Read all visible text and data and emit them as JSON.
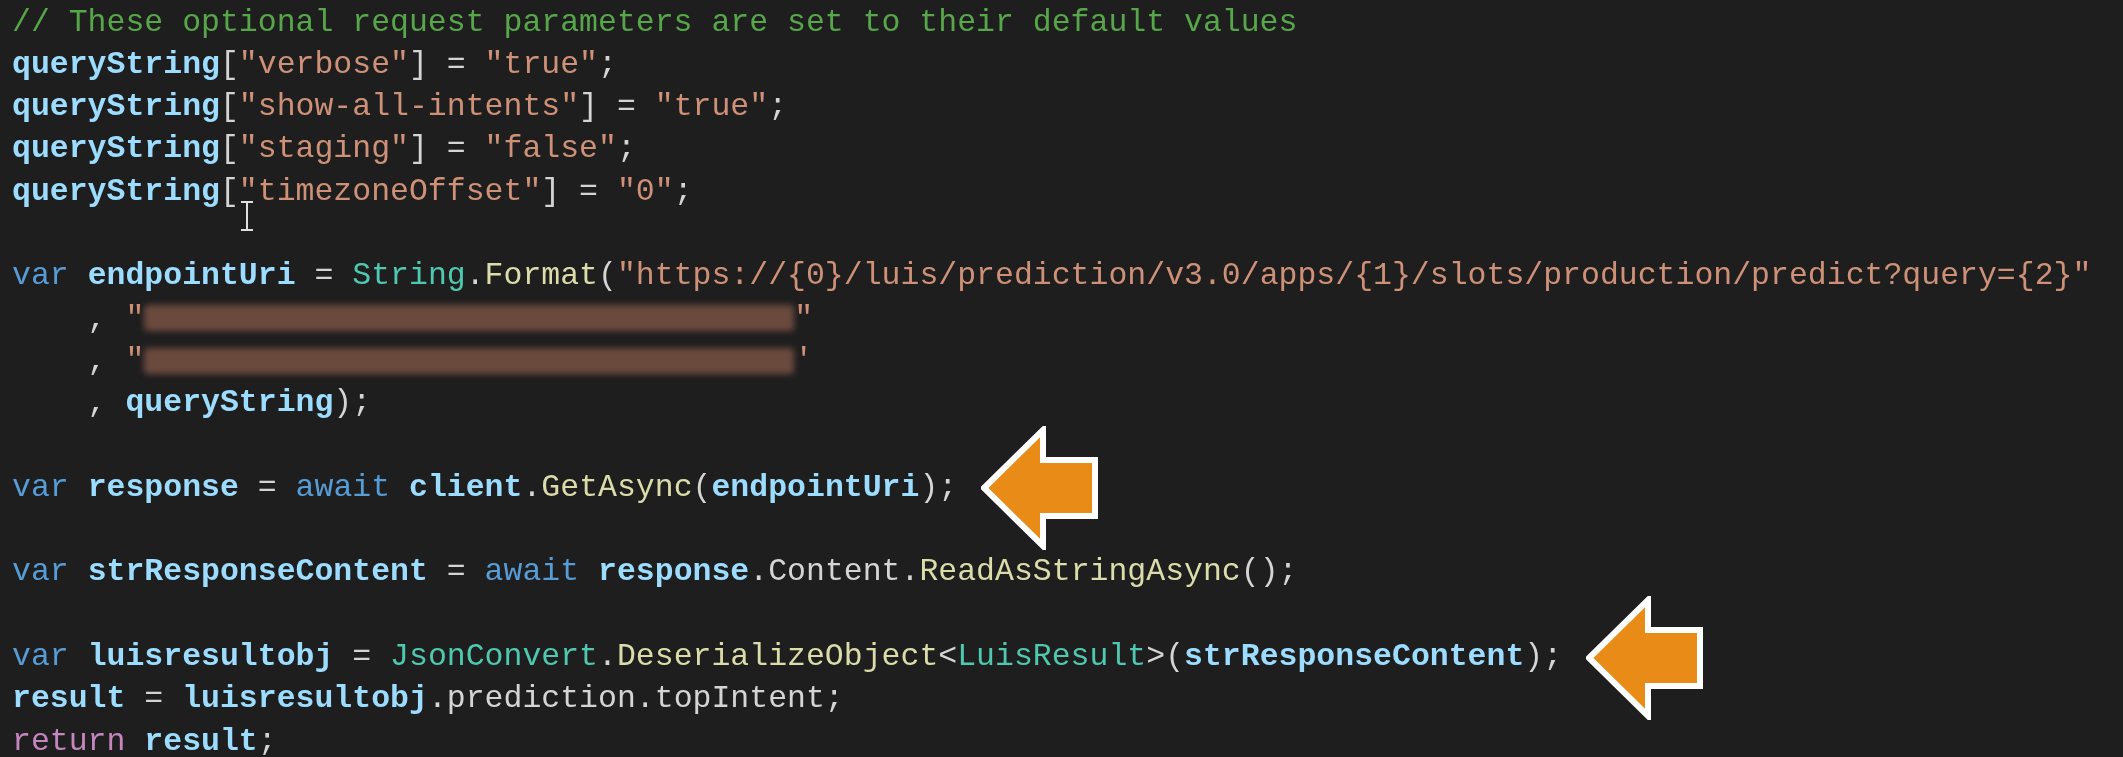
{
  "code_lines": [
    {
      "kind": "code",
      "tokens": [
        {
          "kind": "comment",
          "text": "// These optional request parameters are set to their default values"
        }
      ]
    },
    {
      "kind": "code",
      "tokens": [
        {
          "kind": "variable",
          "text": "queryString"
        },
        {
          "kind": "punct",
          "text": "["
        },
        {
          "kind": "string",
          "text": "\"verbose\""
        },
        {
          "kind": "punct",
          "text": "] = "
        },
        {
          "kind": "string",
          "text": "\"true\""
        },
        {
          "kind": "punct",
          "text": ";"
        }
      ]
    },
    {
      "kind": "code",
      "tokens": [
        {
          "kind": "variable",
          "text": "queryString"
        },
        {
          "kind": "punct",
          "text": "["
        },
        {
          "kind": "string",
          "text": "\"show-all-intents\""
        },
        {
          "kind": "punct",
          "text": "] = "
        },
        {
          "kind": "string",
          "text": "\"true\""
        },
        {
          "kind": "punct",
          "text": ";"
        }
      ]
    },
    {
      "kind": "code",
      "tokens": [
        {
          "kind": "variable",
          "text": "queryString"
        },
        {
          "kind": "punct",
          "text": "["
        },
        {
          "kind": "string",
          "text": "\"staging\""
        },
        {
          "kind": "punct",
          "text": "] = "
        },
        {
          "kind": "string",
          "text": "\"false\""
        },
        {
          "kind": "punct",
          "text": ";"
        }
      ]
    },
    {
      "kind": "code",
      "tokens": [
        {
          "kind": "variable",
          "text": "queryString"
        },
        {
          "kind": "punct",
          "text": "["
        },
        {
          "kind": "string",
          "text": "\"timezoneOffset\""
        },
        {
          "kind": "punct",
          "text": "] = "
        },
        {
          "kind": "string",
          "text": "\"0\""
        },
        {
          "kind": "punct",
          "text": ";"
        }
      ],
      "mouse_cursor": true
    },
    {
      "kind": "blank"
    },
    {
      "kind": "code",
      "tokens": [
        {
          "kind": "keyword",
          "text": "var "
        },
        {
          "kind": "variable",
          "text": "endpointUri"
        },
        {
          "kind": "punct",
          "text": " = "
        },
        {
          "kind": "type",
          "text": "String"
        },
        {
          "kind": "punct",
          "text": "."
        },
        {
          "kind": "method",
          "text": "Format"
        },
        {
          "kind": "punct",
          "text": "("
        },
        {
          "kind": "string",
          "text": "\"https://{0}/luis/prediction/v3.0/apps/{1}/slots/production/predict?query={2}\""
        }
      ]
    },
    {
      "kind": "code",
      "tokens": [
        {
          "kind": "punct",
          "text": "    , "
        },
        {
          "kind": "string",
          "text": "\""
        },
        {
          "kind": "redacted"
        },
        {
          "kind": "string",
          "text": "\""
        }
      ]
    },
    {
      "kind": "code",
      "tokens": [
        {
          "kind": "punct",
          "text": "    , "
        },
        {
          "kind": "string",
          "text": "\""
        },
        {
          "kind": "redacted"
        },
        {
          "kind": "string",
          "text": "'"
        }
      ]
    },
    {
      "kind": "code",
      "tokens": [
        {
          "kind": "punct",
          "text": "    , "
        },
        {
          "kind": "variable",
          "text": "queryString"
        },
        {
          "kind": "punct",
          "text": ");"
        }
      ]
    },
    {
      "kind": "blank"
    },
    {
      "kind": "code",
      "tokens": [
        {
          "kind": "keyword",
          "text": "var "
        },
        {
          "kind": "variable",
          "text": "response"
        },
        {
          "kind": "punct",
          "text": " = "
        },
        {
          "kind": "keyword",
          "text": "await "
        },
        {
          "kind": "variable",
          "text": "client"
        },
        {
          "kind": "punct",
          "text": "."
        },
        {
          "kind": "method",
          "text": "GetAsync"
        },
        {
          "kind": "punct",
          "text": "("
        },
        {
          "kind": "variable",
          "text": "endpointUri"
        },
        {
          "kind": "punct",
          "text": ");"
        }
      ],
      "arrow": true
    },
    {
      "kind": "blank"
    },
    {
      "kind": "code",
      "tokens": [
        {
          "kind": "keyword",
          "text": "var "
        },
        {
          "kind": "variable",
          "text": "strResponseContent"
        },
        {
          "kind": "punct",
          "text": " = "
        },
        {
          "kind": "keyword",
          "text": "await "
        },
        {
          "kind": "variable",
          "text": "response"
        },
        {
          "kind": "punct",
          "text": ".Content."
        },
        {
          "kind": "method",
          "text": "ReadAsStringAsync"
        },
        {
          "kind": "punct",
          "text": "();"
        }
      ]
    },
    {
      "kind": "blank"
    },
    {
      "kind": "code",
      "tokens": [
        {
          "kind": "keyword",
          "text": "var "
        },
        {
          "kind": "variable",
          "text": "luisresultobj"
        },
        {
          "kind": "punct",
          "text": " = "
        },
        {
          "kind": "type",
          "text": "JsonConvert"
        },
        {
          "kind": "punct",
          "text": "."
        },
        {
          "kind": "method",
          "text": "DeserializeObject"
        },
        {
          "kind": "punct",
          "text": "<"
        },
        {
          "kind": "type",
          "text": "LuisResult"
        },
        {
          "kind": "punct",
          "text": ">("
        },
        {
          "kind": "variable",
          "text": "strResponseContent"
        },
        {
          "kind": "punct",
          "text": ");"
        }
      ],
      "arrow": true
    },
    {
      "kind": "code",
      "tokens": [
        {
          "kind": "variable",
          "text": "result"
        },
        {
          "kind": "punct",
          "text": " = "
        },
        {
          "kind": "variable",
          "text": "luisresultobj"
        },
        {
          "kind": "punct",
          "text": ".prediction.topIntent;"
        }
      ]
    },
    {
      "kind": "code",
      "tokens": [
        {
          "kind": "control",
          "text": "return "
        },
        {
          "kind": "variable",
          "text": "result"
        },
        {
          "kind": "punct",
          "text": ";"
        }
      ]
    }
  ]
}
..............................
§ EXERCISE DIRECTIONS
In the material above, tally every line with the string "prediction" in it, then give that number alone.

§ WRITTEN RESPONSE
2